* **PROVIDED PASSAGE**
Skip to content

BurakAhmet/Autonomous-Car-with-Deep-Q-Learning

Repository files navigation

Autonomous Car with Deep Q-Learning

Ekran görüntüsü 2025-01-28 175626

This repository demonstrates how to train and run a Deep Q-learning (DQN) model for controlling an autonomous car using the AirSim simulation environment. The primary goal is to teach the car to navigate an environment without collisions, maximizing a reward function that encourages safe and efficient driving.

Table of Contents

  1. Project Overview
  2. Installation
    • Requirements
  3. Usage
  4. How It Works?
    • Neural Network Architecture
    • Reward Function
  5. Results

Project Overview

In this project, a deep Q-learning algorithm is employed to train a car to navigate autonomously. The car receives observations from the environment—such as camera view of the obstacles, velocity, coordinates, and sensor readings—and uses a DQN to decide the best possible steering and acceleration actions. The car trained for 1000 episodes (it took about 12 hours) to reach the end of the street and turn left without any collisions.

Installation

Requirements

You can download the necessary libraries from the requirements.txt with this command: pip install -r requirements.txt.

Usage

  • Using an Existing Model: python drive.py. Do not forget to change the model path.
  • Training a model: python train.py.

How It Works

Neural Network Architecture

Ekran görüntüsü 2025-01-28 175451

  • The DQN model takes the current image observation from the simulation, resized to 84×84, as input. It consists of three convolutional layers that extract features from the image. The filter sizes in these layers decrease from 8×8 to 3×3, with strides adjusting from 4×4 to 1×1, and each layer is followed by ReLU activation. After the last convolutional layer, the outputs are concatenated with the current state of the simulation, represented by the X, Y , and Z coordinates, to inform the network about the vehicle’s current position. The concatenated features are passed through a fully connected layer with 512 neurons, followed by another ReLU activation. The final layer outputs five actions, representing the possible navigation decisions for the vehicle.
  • The last layer outputs Q-values for each possible action.
  • By selecting the action with the highest Q-value, the agent makes a decision at each step.

Reward Function

  • The reward function provides critical feedback to guide the agent's learning in the environment.
  • It heavily penalizes collisions (-100 reward) by ending the episode upon collision, discouraging unsafe actions.
  • It rewards the agent for reaching waypoints (+100 reward) and gives an additional bonus for completing all waypoints (+500 reward), encouraging goal-oriented behavior.
  • It offers continuous feedback based on the reduction of distance to the target waypoint, rewarding movement towards the goal and penalizing moving away.
  • By combining penalties and rewards, the function guides the agent to learn safe navigation while efficiently reaching its objectives.

Results

Reference Path

  • Ekran görüntüsü 2025-01-28 175517 The numbered red point are represents the waypoints on the path.

Reached Path

  • Ekran görüntüsü 2025-01-28 175535

Autonomous Driving Video (accelerated x2)

Full.Path.mp4

Mean Max Q-value per Episode

  • Mean Max Q-value per Episode

Total Reward Per Episode

  • Total Rewar per Episode

* **DIRECTIONS**
According to the autonomous car repository page, how many episodes was the car trained for, and roughly how long did that training take?

* **INFORMATION SHOWN**
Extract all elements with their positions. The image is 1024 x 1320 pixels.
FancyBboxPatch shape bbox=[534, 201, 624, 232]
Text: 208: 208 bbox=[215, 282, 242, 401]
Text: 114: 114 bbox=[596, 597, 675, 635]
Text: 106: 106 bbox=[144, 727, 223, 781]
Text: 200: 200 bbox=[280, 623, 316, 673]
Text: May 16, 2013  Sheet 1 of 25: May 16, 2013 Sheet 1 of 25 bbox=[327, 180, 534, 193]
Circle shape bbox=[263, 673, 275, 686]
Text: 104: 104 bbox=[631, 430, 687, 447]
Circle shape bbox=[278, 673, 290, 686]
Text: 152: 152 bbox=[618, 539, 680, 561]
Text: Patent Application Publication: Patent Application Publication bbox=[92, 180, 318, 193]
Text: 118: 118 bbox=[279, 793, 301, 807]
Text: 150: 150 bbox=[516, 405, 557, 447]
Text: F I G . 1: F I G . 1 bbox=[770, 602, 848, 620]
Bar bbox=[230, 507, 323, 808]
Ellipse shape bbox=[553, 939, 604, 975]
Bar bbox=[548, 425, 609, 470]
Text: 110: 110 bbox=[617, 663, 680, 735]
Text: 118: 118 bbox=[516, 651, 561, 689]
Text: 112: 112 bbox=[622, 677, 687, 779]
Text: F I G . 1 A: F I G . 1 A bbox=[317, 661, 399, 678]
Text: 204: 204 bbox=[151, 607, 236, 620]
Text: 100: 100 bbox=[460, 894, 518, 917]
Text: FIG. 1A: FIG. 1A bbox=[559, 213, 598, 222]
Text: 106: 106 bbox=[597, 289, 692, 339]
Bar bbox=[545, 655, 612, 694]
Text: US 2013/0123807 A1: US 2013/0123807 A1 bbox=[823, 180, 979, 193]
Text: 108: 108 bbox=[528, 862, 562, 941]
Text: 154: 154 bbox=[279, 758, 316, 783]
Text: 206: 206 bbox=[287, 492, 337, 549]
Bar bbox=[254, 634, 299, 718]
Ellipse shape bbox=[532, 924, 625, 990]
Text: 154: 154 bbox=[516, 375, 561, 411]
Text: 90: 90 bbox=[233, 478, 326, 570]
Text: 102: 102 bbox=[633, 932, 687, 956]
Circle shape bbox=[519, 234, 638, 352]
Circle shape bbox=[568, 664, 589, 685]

* **OUTPUT**
1000 episodes, taking about 12 hours.